>>
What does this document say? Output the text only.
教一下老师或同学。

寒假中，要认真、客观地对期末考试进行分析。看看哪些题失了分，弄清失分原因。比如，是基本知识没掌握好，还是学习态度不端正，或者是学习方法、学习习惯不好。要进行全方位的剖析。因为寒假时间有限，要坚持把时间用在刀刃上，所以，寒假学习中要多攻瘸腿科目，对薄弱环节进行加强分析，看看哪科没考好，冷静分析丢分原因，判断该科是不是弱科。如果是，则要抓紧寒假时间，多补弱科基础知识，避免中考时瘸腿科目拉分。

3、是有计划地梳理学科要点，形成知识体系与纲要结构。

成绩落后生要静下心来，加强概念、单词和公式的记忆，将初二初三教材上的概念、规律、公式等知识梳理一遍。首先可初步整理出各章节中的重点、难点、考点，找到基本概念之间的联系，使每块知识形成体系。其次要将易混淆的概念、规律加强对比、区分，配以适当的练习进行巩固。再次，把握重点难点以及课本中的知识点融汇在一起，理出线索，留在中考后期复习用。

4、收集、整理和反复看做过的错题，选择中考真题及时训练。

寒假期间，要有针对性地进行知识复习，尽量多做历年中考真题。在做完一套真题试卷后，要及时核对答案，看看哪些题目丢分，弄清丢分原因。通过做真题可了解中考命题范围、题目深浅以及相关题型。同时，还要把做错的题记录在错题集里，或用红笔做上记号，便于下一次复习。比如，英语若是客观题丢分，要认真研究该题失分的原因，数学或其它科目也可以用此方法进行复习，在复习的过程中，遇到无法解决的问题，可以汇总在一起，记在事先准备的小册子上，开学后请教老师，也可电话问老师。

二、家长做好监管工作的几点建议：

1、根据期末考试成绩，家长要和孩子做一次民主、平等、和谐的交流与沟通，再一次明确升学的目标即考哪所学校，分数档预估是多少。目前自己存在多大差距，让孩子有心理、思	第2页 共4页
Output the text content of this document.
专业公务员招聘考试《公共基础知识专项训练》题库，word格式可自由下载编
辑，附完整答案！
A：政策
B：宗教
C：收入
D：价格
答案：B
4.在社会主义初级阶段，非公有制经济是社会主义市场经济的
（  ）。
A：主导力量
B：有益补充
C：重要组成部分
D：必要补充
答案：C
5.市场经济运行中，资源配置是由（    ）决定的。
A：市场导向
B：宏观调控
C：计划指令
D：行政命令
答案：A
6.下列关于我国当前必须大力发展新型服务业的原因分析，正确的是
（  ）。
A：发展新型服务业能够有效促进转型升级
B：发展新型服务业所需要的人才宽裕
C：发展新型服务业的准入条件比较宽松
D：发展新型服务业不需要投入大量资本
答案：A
<<
-- INSTRUCTIONS TO FOLLOW --
Recopy the entries above exactly, with every line included.

-- RIGHT ANSWER --
What does this document say? Output the text only.
教一下老师或同学。

寒假中，要认真、客观地对期末考试进行分析。看看哪些题失了分，弄清失分原因。比如，是基本知识没掌握好，还是学习态度不端正，或者是学习方法、学习习惯不好。要进行全方位的剖析。因为寒假时间有限，要坚持把时间用在刀刃上，所以，寒假学习中要多攻瘸腿科目，对薄弱环节进行加强分析，看看哪科没考好，冷静分析丢分原因，判断该科是不是弱科。如果是，则要抓紧寒假时间，多补弱科基础知识，避免中考时瘸腿科目拉分。

3、是有计划地梳理学科要点，形成知识体系与纲要结构。

成绩落后生要静下心来，加强概念、单词和公式的记忆，将初二初三教材上的概念、规律、公式等知识梳理一遍。首先可初步整理出各章节中的重点、难点、考点，找到基本概念之间的联系，使每块知识形成体系。其次要将易混淆的概念、规律加强对比、区分，配以适当的练习进行巩固。再次，把握重点难点以及课本中的知识点融汇在一起，理出线索，留在中考后期复习用。

4、收集、整理和反复看做过的错题，选择中考真题及时训练。

寒假期间，要有针对性地进行知识复习，尽量多做历年中考真题。在做完一套真题试卷后，要及时核对答案，看看哪些题目丢分，弄清丢分原因。通过做真题可了解中考命题范围、题目深浅以及相关题型。同时，还要把做错的题记录在错题集里，或用红笔做上记号，便于下一次复习。比如，英语若是客观题丢分，要认真研究该题失分的原因，数学或其它科目也可以用此方法进行复习，在复习的过程中，遇到无法解决的问题，可以汇总在一起，记在事先准备的小册子上，开学后请教老师，也可电话问老师。

二、家长做好监管工作的几点建议：

1、根据期末考试成绩，家长要和孩子做一次民主、平等、和谐的交流与沟通，再一次明确升学的目标即考哪所学校，分数档预估是多少。目前自己存在多大差距，让孩子有心理、思	第2页 共4页
Output the text content of this document.
专业公务员招聘考试《公共基础知识专项训练》题库，word格式可自由下载编
辑，附完整答案！
A：政策
B：宗教
C：收入
D：价格
答案：B
4.在社会主义初级阶段，非公有制经济是社会主义市场经济的
（  ）。
A：主导力量
B：有益补充
C：重要组成部分
D：必要补充
答案：C
5.市场经济运行中，资源配置是由（    ）决定的。
A：市场导向
B：宏观调控
C：计划指令
D：行政命令
答案：A
6.下列关于我国当前必须大力发展新型服务业的原因分析，正确的是
（  ）。
A：发展新型服务业能够有效促进转型升级
B：发展新型服务业所需要的人才宽裕
C：发展新型服务业的准入条件比较宽松
D：发展新型服务业不需要投入大量资本
答案：A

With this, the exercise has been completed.